Transcribe the entries exactly; images are not part of the copy.
* BEGIN TASK INPUTS *
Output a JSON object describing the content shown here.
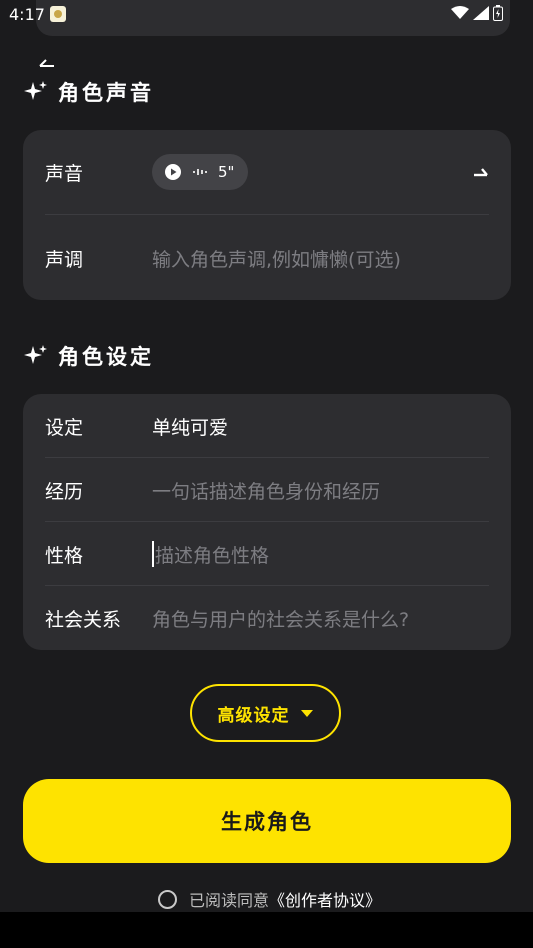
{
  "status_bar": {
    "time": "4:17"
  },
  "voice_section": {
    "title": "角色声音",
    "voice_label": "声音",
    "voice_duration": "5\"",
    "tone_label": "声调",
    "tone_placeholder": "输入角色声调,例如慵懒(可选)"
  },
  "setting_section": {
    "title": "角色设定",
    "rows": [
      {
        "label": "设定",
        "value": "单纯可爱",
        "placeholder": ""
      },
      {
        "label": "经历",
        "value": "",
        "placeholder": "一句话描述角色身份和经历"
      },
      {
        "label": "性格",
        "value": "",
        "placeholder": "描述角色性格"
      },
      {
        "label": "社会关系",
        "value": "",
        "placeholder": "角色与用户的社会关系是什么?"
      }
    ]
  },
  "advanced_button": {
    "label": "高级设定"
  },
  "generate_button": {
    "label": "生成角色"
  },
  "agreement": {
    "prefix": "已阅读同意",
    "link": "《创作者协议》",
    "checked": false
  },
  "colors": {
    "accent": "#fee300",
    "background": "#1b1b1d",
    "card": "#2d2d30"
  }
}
* END TASK INPUTS *
REPLY TO THE EXERCISE:
Output a JSON object describing the content shown here.
{
  "status_bar": {
    "time": "4:17"
  },
  "voice_section": {
    "title": "角色声音",
    "voice_label": "声音",
    "voice_duration": "5\"",
    "tone_label": "声调",
    "tone_placeholder": "输入角色声调,例如慵懒(可选)"
  },
  "setting_section": {
    "title": "角色设定",
    "rows": [
      {
        "label": "设定",
        "value": "单纯可爱",
        "placeholder": ""
      },
      {
        "label": "经历",
        "value": "",
        "placeholder": "一句话描述角色身份和经历"
      },
      {
        "label": "性格",
        "value": "",
        "placeholder": "描述角色性格"
      },
      {
        "label": "社会关系",
        "value": "",
        "placeholder": "角色与用户的社会关系是什么?"
      }
    ]
  },
  "advanced_button": {
    "label": "高级设定"
  },
  "generate_button": {
    "label": "生成角色"
  },
  "agreement": {
    "prefix": "已阅读同意",
    "link": "《创作者协议》",
    "checked": false
  },
  "colors": {
    "accent": "#fee300",
    "background": "#1b1b1d",
    "card": "#2d2d30"
  }
}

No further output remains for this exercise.